Provide nothing but the number of lines containing the string "Workflows".

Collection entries

— start —

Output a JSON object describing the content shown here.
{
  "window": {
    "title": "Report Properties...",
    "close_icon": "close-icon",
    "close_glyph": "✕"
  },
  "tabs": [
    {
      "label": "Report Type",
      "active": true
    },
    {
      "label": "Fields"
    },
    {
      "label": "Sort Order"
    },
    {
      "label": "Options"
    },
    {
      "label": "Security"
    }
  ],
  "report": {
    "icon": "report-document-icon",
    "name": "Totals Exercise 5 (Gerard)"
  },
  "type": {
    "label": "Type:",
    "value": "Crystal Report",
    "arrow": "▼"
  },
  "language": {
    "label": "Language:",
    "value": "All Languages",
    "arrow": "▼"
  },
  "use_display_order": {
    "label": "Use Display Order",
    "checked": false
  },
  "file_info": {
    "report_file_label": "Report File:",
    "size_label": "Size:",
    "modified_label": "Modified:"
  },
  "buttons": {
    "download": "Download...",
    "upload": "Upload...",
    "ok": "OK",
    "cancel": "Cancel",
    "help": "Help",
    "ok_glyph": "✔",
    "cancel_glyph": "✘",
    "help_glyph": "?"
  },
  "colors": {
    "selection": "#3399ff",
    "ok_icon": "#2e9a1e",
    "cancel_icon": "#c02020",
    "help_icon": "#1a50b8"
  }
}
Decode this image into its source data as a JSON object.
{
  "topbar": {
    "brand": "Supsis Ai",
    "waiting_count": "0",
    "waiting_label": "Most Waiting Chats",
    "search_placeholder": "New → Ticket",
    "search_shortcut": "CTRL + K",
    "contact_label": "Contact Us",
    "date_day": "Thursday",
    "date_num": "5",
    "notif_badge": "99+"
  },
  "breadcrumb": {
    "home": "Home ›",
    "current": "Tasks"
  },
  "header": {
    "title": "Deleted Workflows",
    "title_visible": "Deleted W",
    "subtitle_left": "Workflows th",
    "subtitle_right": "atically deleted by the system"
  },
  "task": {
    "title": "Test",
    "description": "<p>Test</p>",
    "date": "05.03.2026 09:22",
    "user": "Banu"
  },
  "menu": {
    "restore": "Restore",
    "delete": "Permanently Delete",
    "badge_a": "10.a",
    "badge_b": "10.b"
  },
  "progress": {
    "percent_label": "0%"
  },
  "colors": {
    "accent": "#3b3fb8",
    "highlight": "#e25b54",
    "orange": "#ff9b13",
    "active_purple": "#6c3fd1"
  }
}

— end —
— start —

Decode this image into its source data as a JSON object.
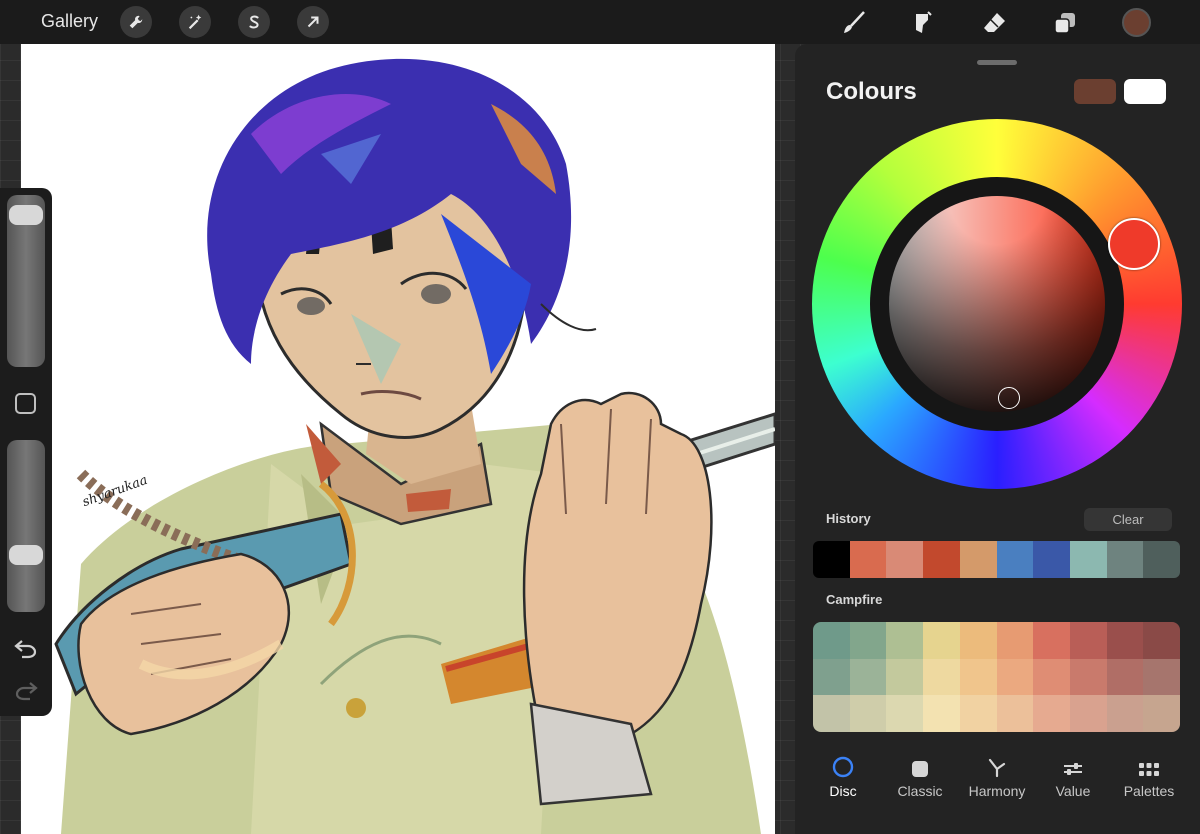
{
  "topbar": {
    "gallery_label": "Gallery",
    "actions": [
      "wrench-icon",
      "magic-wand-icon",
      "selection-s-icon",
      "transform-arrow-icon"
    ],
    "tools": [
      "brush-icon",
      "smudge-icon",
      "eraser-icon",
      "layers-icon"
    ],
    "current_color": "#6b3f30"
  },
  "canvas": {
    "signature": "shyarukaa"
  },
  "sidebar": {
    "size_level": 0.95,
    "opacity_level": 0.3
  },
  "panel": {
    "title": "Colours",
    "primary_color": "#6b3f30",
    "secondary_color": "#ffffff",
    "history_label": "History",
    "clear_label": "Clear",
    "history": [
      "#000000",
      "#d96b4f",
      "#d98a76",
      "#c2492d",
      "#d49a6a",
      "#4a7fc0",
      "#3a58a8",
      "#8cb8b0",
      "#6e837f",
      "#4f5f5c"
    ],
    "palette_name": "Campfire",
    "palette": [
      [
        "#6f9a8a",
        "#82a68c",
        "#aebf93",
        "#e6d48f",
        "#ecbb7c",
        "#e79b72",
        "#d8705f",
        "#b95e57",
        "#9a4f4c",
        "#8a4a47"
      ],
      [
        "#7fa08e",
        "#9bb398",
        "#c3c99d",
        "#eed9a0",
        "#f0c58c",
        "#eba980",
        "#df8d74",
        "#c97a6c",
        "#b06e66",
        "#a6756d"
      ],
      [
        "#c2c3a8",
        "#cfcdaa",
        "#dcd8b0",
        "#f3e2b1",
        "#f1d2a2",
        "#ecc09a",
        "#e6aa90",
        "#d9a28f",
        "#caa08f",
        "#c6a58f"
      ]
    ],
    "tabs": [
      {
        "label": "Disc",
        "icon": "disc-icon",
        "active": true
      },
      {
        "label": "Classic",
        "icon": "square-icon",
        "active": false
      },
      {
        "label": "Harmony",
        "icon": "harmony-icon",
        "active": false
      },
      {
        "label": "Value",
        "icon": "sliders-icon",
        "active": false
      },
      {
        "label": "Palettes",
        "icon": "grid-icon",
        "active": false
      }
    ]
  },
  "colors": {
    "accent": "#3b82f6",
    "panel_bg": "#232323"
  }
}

— end —

EXPECTED ANSWER
2